* Records to process:
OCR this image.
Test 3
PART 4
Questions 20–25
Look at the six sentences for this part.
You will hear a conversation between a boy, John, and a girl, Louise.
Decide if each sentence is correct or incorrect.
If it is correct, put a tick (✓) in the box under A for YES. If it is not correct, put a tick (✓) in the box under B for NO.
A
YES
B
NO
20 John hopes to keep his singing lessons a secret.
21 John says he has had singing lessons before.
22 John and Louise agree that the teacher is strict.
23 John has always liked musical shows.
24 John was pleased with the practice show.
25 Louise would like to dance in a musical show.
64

* Task description: Extract each line of the material exactly as it stands.

* Response:
OCR this image.
Test 3
PART 4
Questions 20–25
Look at the six sentences for this part.
You will hear a conversation between a boy, John, and a girl, Louise.
Decide if each sentence is correct or incorrect.
If it is correct, put a tick (✓) in the box under A for YES. If it is not correct, put a tick (✓) in the box under B for NO.
A
YES
B
NO
20 John hopes to keep his singing lessons a secret.
21 John says he has had singing lessons before.
22 John and Louise agree that the teacher is strict.
23 John has always liked musical shows.
24 John was pleased with the practice show.
25 Louise would like to dance in a musical show.
64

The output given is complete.